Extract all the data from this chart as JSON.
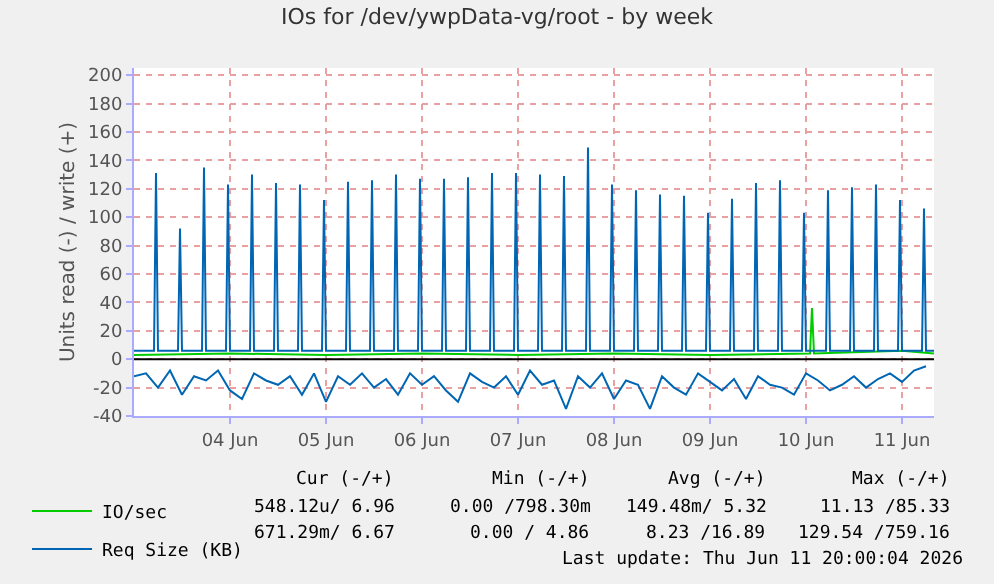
{
  "chart_data": {
    "type": "line",
    "title": "IOs for /dev/ywpData-vg/root - by week",
    "ylabel": "Units read (-) / write (+)",
    "xlim": [
      "2026-06-03T12:00",
      "2026-06-11T20:00"
    ],
    "xticks": [
      {
        "value": "2026-06-04T12:00",
        "label": "04 Jun"
      },
      {
        "value": "2026-06-05T12:00",
        "label": "05 Jun"
      },
      {
        "value": "2026-06-06T12:00",
        "label": "06 Jun"
      },
      {
        "value": "2026-06-07T12:00",
        "label": "07 Jun"
      },
      {
        "value": "2026-06-08T12:00",
        "label": "08 Jun"
      },
      {
        "value": "2026-06-09T12:00",
        "label": "09 Jun"
      },
      {
        "value": "2026-06-10T12:00",
        "label": "10 Jun"
      },
      {
        "value": "2026-06-11T12:00",
        "label": "11 Jun"
      }
    ],
    "ylim": [
      -40,
      205
    ],
    "yticks": [
      -40,
      -20,
      0,
      20,
      40,
      60,
      80,
      100,
      120,
      140,
      160,
      180,
      200
    ],
    "grid": true,
    "legend": "bottom",
    "line_style": "solid",
    "ref_lines": [
      {
        "axis": "y",
        "value": 0,
        "color": "#000000"
      }
    ],
    "series": [
      {
        "name": "IO/sec",
        "color": "#00cc00",
        "x": [
          "2026-06-03T12:00",
          "2026-06-04T12:00",
          "2026-06-05T12:00",
          "2026-06-06T12:00",
          "2026-06-07T12:00",
          "2026-06-08T12:00",
          "2026-06-09T12:00",
          "2026-06-10T13:00",
          "2026-06-10T13:30",
          "2026-06-10T14:00",
          "2026-06-11T12:00",
          "2026-06-11T20:00"
        ],
        "values": [
          3,
          4,
          3,
          4,
          3,
          4,
          3,
          4,
          36,
          4,
          6,
          4
        ]
      },
      {
        "name": "Req Size (KB)",
        "color": "#0066b3",
        "x": [
          "2026-06-03T12:00",
          "2026-06-03T17:00",
          "2026-06-03T17:30",
          "2026-06-03T18:00",
          "2026-06-03T23:00",
          "2026-06-03T23:30",
          "2026-06-04T00:00",
          "2026-06-04T05:00",
          "2026-06-04T05:30",
          "2026-06-04T06:00",
          "2026-06-04T11:00",
          "2026-06-04T11:30",
          "2026-06-04T12:00",
          "2026-06-04T17:00",
          "2026-06-04T17:30",
          "2026-06-04T18:00",
          "2026-06-04T23:00",
          "2026-06-04T23:30",
          "2026-06-05T00:00",
          "2026-06-05T05:00",
          "2026-06-05T05:30",
          "2026-06-05T06:00",
          "2026-06-05T11:00",
          "2026-06-05T11:30",
          "2026-06-05T12:00",
          "2026-06-05T17:00",
          "2026-06-05T17:30",
          "2026-06-05T18:00",
          "2026-06-05T23:00",
          "2026-06-05T23:30",
          "2026-06-06T00:00",
          "2026-06-06T05:00",
          "2026-06-06T05:30",
          "2026-06-06T06:00",
          "2026-06-06T11:00",
          "2026-06-06T11:30",
          "2026-06-06T12:00",
          "2026-06-06T17:00",
          "2026-06-06T17:30",
          "2026-06-06T18:00",
          "2026-06-06T23:00",
          "2026-06-06T23:30",
          "2026-06-07T00:00",
          "2026-06-07T05:00",
          "2026-06-07T05:30",
          "2026-06-07T06:00",
          "2026-06-07T11:00",
          "2026-06-07T11:30",
          "2026-06-07T12:00",
          "2026-06-07T17:00",
          "2026-06-07T17:30",
          "2026-06-07T18:00",
          "2026-06-07T23:00",
          "2026-06-07T23:30",
          "2026-06-08T00:00",
          "2026-06-08T05:00",
          "2026-06-08T05:30",
          "2026-06-08T06:00",
          "2026-06-08T11:00",
          "2026-06-08T11:30",
          "2026-06-08T12:00",
          "2026-06-08T17:00",
          "2026-06-08T17:30",
          "2026-06-08T18:00",
          "2026-06-08T23:00",
          "2026-06-08T23:30",
          "2026-06-09T00:00",
          "2026-06-09T05:00",
          "2026-06-09T05:30",
          "2026-06-09T06:00",
          "2026-06-09T11:00",
          "2026-06-09T11:30",
          "2026-06-09T12:00",
          "2026-06-09T17:00",
          "2026-06-09T17:30",
          "2026-06-09T18:00",
          "2026-06-09T23:00",
          "2026-06-09T23:30",
          "2026-06-10T00:00",
          "2026-06-10T05:00",
          "2026-06-10T05:30",
          "2026-06-10T06:00",
          "2026-06-10T11:00",
          "2026-06-10T11:30",
          "2026-06-10T12:00",
          "2026-06-10T17:00",
          "2026-06-10T17:30",
          "2026-06-10T18:00",
          "2026-06-10T23:00",
          "2026-06-10T23:30",
          "2026-06-11T00:00",
          "2026-06-11T05:00",
          "2026-06-11T05:30",
          "2026-06-11T06:00",
          "2026-06-11T11:00",
          "2026-06-11T11:30",
          "2026-06-11T12:00",
          "2026-06-11T17:00",
          "2026-06-11T17:30",
          "2026-06-11T18:00",
          "2026-06-11T20:00"
        ],
        "values": [
          6,
          6,
          131,
          6,
          6,
          92,
          6,
          6,
          135,
          6,
          6,
          123,
          6,
          6,
          130,
          6,
          6,
          124,
          6,
          6,
          123,
          6,
          6,
          112,
          6,
          6,
          125,
          6,
          6,
          126,
          6,
          6,
          130,
          6,
          6,
          127,
          6,
          6,
          127,
          6,
          6,
          128,
          6,
          6,
          131,
          6,
          6,
          131,
          6,
          6,
          130,
          6,
          6,
          129,
          6,
          6,
          149,
          6,
          6,
          123,
          6,
          6,
          119,
          6,
          6,
          116,
          6,
          6,
          115,
          6,
          6,
          103,
          6,
          6,
          113,
          6,
          6,
          124,
          6,
          6,
          126,
          6,
          6,
          103,
          6,
          6,
          119,
          6,
          6,
          121,
          6,
          6,
          123,
          6,
          6,
          112,
          6,
          6,
          106,
          6,
          6
        ]
      },
      {
        "color": "#0066b3",
        "x": [
          "2026-06-03T12:00",
          "2026-06-03T15:00",
          "2026-06-03T18:00",
          "2026-06-03T21:00",
          "2026-06-04T00:00",
          "2026-06-04T03:00",
          "2026-06-04T06:00",
          "2026-06-04T09:00",
          "2026-06-04T12:00",
          "2026-06-04T15:00",
          "2026-06-04T18:00",
          "2026-06-04T21:00",
          "2026-06-05T00:00",
          "2026-06-05T03:00",
          "2026-06-05T06:00",
          "2026-06-05T09:00",
          "2026-06-05T12:00",
          "2026-06-05T15:00",
          "2026-06-05T18:00",
          "2026-06-05T21:00",
          "2026-06-06T00:00",
          "2026-06-06T03:00",
          "2026-06-06T06:00",
          "2026-06-06T09:00",
          "2026-06-06T12:00",
          "2026-06-06T15:00",
          "2026-06-06T18:00",
          "2026-06-06T21:00",
          "2026-06-07T00:00",
          "2026-06-07T03:00",
          "2026-06-07T06:00",
          "2026-06-07T09:00",
          "2026-06-07T12:00",
          "2026-06-07T15:00",
          "2026-06-07T18:00",
          "2026-06-07T21:00",
          "2026-06-08T00:00",
          "2026-06-08T03:00",
          "2026-06-08T06:00",
          "2026-06-08T09:00",
          "2026-06-08T12:00",
          "2026-06-08T15:00",
          "2026-06-08T18:00",
          "2026-06-08T21:00",
          "2026-06-09T00:00",
          "2026-06-09T03:00",
          "2026-06-09T06:00",
          "2026-06-09T09:00",
          "2026-06-09T12:00",
          "2026-06-09T15:00",
          "2026-06-09T18:00",
          "2026-06-09T21:00",
          "2026-06-10T00:00",
          "2026-06-10T03:00",
          "2026-06-10T06:00",
          "2026-06-10T09:00",
          "2026-06-10T12:00",
          "2026-06-10T15:00",
          "2026-06-10T18:00",
          "2026-06-10T21:00",
          "2026-06-11T00:00",
          "2026-06-11T03:00",
          "2026-06-11T06:00",
          "2026-06-11T09:00",
          "2026-06-11T12:00",
          "2026-06-11T15:00",
          "2026-06-11T18:00"
        ],
        "values": [
          -12,
          -10,
          -20,
          -8,
          -25,
          -12,
          -15,
          -8,
          -22,
          -28,
          -10,
          -15,
          -18,
          -12,
          -25,
          -10,
          -30,
          -12,
          -18,
          -10,
          -20,
          -14,
          -25,
          -10,
          -18,
          -12,
          -22,
          -30,
          -10,
          -16,
          -20,
          -12,
          -25,
          -8,
          -18,
          -15,
          -35,
          -12,
          -20,
          -10,
          -28,
          -15,
          -18,
          -35,
          -12,
          -20,
          -25,
          -10,
          -16,
          -22,
          -14,
          -28,
          -12,
          -18,
          -20,
          -25,
          -10,
          -15,
          -22,
          -18,
          -12,
          -20,
          -14,
          -10,
          -16,
          -8,
          -5
        ]
      }
    ],
    "annotations": [
      "Cur (-/+)",
      "Min (-/+)",
      "Avg (-/+)",
      "Max (-/+)",
      "548.12u/ 6.96",
      "0.00 /798.30m",
      "149.48m/ 5.32",
      "11.13 /85.33",
      "671.29m/ 6.67",
      "0.00 / 4.86",
      "8.23 /16.89",
      "129.54 /759.16",
      "Last update: Thu Jun 11 20:00:04 2026"
    ]
  }
}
********************
▶ [Aim]:
In the listing, find every line containing the word "color" and list it.

▶ [Final answer]:
        "color": "#000000"
        "color": "#00cc00",
        "color": "#0066b3",
        "color": "#0066b3",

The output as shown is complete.